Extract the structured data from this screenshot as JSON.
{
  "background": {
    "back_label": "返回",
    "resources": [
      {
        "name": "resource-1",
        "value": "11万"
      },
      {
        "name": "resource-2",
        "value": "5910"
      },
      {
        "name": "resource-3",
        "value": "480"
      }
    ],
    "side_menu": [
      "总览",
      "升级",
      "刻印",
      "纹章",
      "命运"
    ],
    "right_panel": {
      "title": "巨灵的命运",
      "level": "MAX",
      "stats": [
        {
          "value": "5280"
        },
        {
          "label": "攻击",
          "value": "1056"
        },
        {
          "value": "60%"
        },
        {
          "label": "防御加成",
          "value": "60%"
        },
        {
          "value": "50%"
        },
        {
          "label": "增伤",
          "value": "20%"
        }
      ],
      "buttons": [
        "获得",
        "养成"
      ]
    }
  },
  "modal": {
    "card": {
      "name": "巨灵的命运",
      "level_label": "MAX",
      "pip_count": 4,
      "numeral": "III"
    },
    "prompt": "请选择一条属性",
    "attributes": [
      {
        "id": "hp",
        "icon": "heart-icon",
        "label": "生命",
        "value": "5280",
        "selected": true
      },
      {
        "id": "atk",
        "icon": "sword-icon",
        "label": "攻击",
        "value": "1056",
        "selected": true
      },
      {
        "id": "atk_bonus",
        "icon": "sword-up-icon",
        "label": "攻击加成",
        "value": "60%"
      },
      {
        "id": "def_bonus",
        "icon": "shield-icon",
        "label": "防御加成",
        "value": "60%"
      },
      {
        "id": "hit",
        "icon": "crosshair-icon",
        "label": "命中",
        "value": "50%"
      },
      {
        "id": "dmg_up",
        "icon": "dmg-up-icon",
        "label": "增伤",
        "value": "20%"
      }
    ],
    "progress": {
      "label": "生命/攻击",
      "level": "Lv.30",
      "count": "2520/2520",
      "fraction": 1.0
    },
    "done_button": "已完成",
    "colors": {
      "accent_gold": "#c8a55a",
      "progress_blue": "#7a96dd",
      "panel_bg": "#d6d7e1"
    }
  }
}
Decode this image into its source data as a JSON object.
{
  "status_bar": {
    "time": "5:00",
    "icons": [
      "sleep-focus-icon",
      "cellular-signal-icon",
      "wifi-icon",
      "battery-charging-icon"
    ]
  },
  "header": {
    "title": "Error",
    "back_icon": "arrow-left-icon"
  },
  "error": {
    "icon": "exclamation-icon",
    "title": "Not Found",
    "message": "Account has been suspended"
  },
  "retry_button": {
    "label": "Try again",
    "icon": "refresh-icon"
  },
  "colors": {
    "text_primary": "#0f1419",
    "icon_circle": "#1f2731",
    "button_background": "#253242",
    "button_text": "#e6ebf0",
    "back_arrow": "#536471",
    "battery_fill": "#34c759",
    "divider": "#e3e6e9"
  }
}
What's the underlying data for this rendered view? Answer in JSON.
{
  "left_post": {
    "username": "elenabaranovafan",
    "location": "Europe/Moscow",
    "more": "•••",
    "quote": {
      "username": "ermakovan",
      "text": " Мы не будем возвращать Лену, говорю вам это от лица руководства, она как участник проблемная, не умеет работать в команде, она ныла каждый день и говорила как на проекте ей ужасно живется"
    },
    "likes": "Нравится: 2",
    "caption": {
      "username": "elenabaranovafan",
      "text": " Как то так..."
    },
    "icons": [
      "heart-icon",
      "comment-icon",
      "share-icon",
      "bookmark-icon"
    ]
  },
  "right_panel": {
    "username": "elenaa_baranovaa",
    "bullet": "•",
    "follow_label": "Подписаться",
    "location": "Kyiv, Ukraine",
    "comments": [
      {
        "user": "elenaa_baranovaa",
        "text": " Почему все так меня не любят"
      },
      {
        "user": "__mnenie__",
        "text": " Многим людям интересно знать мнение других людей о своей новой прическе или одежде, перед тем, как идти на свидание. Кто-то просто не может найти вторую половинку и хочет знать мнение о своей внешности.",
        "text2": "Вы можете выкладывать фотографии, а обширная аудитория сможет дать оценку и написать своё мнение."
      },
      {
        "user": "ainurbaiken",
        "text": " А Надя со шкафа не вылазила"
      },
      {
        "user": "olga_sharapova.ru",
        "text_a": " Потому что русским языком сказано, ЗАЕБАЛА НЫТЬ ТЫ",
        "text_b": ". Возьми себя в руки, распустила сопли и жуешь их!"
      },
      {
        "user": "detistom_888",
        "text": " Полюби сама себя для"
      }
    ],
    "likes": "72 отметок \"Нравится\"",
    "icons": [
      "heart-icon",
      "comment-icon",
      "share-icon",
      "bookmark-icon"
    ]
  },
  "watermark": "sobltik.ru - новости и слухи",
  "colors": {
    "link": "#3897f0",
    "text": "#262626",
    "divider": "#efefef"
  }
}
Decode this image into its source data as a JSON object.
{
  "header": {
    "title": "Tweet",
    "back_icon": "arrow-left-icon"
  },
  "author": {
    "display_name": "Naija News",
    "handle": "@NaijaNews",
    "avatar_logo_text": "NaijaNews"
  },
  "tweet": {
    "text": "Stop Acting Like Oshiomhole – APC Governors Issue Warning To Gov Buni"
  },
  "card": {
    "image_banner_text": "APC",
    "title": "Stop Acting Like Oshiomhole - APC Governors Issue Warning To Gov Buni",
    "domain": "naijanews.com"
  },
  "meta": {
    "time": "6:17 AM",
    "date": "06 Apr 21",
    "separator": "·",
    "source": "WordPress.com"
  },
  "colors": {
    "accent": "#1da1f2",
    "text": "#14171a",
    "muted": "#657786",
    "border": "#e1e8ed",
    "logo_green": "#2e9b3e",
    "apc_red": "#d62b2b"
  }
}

(Exercise details)
Identify the lines that contain the string "username", and copy every one of them.

(Reply)
    "username": "elenabaranovafan",
      "username": "ermakovan",
      "username": "elenabaranovafan",
    "username": "elenaa_baranovaa",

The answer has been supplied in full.